## Given task
From the listing below, select every line where the word "apply" appears.

## Extracted data
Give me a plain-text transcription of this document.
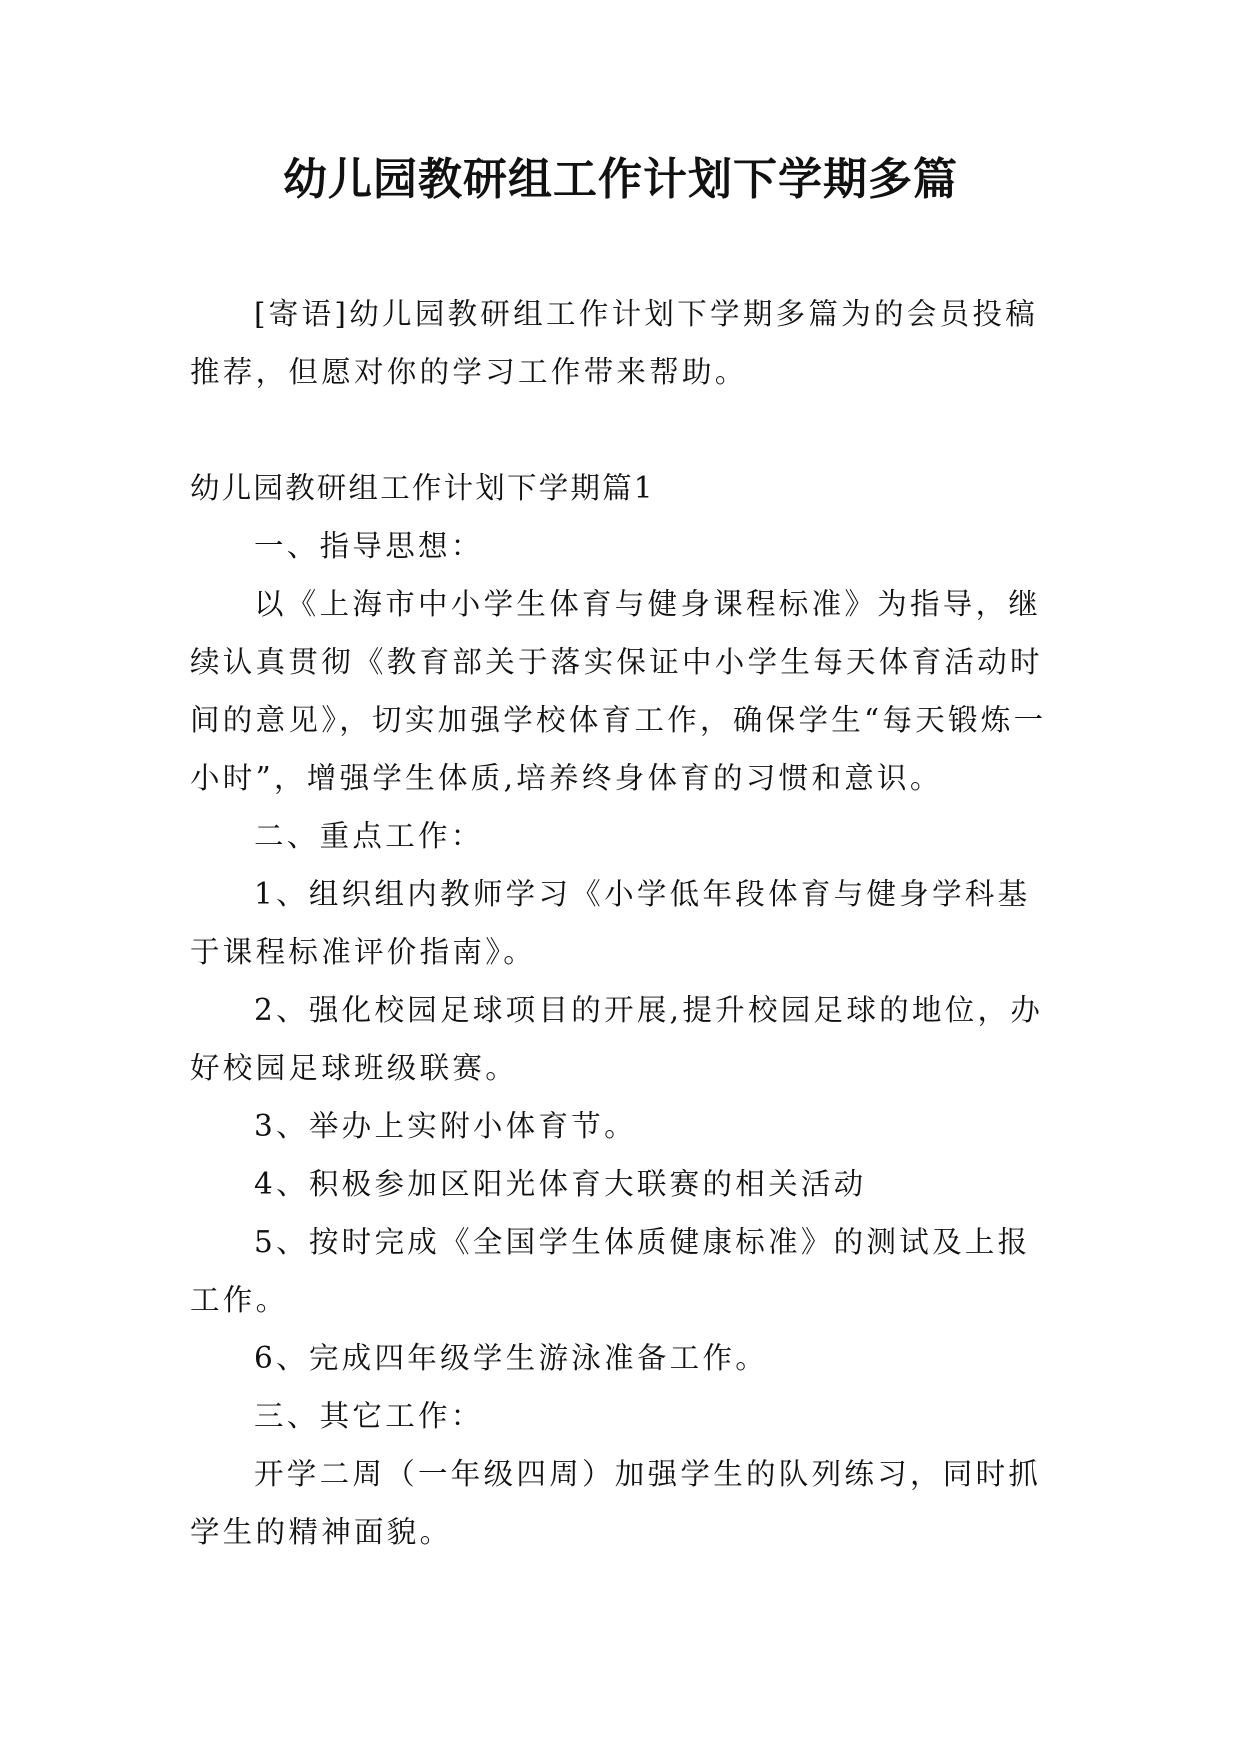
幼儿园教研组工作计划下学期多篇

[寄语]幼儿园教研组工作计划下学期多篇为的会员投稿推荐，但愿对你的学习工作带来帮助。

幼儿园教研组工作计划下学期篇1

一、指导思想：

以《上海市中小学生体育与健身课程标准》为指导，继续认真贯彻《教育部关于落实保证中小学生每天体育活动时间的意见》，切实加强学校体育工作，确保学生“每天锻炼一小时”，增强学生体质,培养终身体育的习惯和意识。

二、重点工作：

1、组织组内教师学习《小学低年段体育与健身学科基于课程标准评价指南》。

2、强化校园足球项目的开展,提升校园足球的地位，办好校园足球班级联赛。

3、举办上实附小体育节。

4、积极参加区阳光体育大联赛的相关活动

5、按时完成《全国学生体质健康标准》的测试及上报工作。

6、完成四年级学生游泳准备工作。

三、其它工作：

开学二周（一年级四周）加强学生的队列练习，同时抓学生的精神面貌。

--

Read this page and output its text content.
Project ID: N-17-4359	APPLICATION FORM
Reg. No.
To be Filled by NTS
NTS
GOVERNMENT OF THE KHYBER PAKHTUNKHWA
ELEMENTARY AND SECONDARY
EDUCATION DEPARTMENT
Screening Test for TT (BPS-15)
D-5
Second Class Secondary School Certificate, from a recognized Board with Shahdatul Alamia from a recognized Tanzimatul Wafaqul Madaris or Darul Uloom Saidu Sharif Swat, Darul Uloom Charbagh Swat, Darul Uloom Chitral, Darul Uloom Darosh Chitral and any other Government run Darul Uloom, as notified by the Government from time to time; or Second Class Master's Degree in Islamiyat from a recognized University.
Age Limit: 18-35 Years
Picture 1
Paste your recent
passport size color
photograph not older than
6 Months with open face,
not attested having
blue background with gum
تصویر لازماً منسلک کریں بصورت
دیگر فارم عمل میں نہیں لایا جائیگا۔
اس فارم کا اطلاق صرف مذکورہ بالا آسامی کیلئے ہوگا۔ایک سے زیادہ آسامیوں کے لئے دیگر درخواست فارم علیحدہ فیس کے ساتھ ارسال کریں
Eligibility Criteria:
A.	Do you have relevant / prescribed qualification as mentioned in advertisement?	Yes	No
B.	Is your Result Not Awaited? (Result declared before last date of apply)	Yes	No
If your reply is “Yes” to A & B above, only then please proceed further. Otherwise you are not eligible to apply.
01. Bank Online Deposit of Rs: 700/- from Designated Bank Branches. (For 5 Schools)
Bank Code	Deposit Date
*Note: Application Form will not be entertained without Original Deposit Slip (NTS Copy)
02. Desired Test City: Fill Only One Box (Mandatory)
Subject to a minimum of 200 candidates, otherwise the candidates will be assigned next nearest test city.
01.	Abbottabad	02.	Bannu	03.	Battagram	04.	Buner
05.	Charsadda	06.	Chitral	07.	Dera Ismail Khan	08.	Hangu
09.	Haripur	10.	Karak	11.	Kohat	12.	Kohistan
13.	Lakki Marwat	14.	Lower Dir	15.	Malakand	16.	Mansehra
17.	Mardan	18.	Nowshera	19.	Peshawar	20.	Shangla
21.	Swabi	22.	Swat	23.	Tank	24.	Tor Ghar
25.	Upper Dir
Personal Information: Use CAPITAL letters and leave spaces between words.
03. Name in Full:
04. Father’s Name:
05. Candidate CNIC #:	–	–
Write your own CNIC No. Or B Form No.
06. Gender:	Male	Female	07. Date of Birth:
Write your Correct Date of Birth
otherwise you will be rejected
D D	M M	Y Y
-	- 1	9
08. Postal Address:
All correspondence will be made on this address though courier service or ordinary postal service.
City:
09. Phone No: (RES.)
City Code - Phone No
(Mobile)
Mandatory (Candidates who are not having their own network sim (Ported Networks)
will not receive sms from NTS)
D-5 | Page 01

* * *

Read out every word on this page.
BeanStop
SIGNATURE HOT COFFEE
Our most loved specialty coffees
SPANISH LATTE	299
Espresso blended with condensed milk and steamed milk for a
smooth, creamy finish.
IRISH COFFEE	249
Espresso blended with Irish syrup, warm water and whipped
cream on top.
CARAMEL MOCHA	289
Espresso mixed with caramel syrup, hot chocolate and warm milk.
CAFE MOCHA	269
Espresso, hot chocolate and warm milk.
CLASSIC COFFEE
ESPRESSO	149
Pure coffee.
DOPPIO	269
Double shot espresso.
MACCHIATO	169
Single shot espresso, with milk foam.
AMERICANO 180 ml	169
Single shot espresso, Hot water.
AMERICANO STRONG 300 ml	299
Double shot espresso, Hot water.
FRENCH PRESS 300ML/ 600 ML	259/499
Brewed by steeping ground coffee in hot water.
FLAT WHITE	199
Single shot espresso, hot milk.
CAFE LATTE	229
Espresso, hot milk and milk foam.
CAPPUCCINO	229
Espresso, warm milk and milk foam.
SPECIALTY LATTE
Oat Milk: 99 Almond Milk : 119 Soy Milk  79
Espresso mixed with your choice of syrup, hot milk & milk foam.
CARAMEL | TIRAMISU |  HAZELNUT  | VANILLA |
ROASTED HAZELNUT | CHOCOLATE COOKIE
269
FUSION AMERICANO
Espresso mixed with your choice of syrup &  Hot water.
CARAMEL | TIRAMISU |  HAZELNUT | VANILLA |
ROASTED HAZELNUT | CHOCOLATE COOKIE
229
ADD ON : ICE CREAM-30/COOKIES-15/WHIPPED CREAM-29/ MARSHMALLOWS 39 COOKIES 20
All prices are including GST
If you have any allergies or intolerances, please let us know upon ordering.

## Response to this task
B.	Is your Result Not Awaited? (Result declared before last date of apply)	Yes	No
If your reply is “Yes” to A & B above, only then please proceed further. Otherwise you are not eligible to apply.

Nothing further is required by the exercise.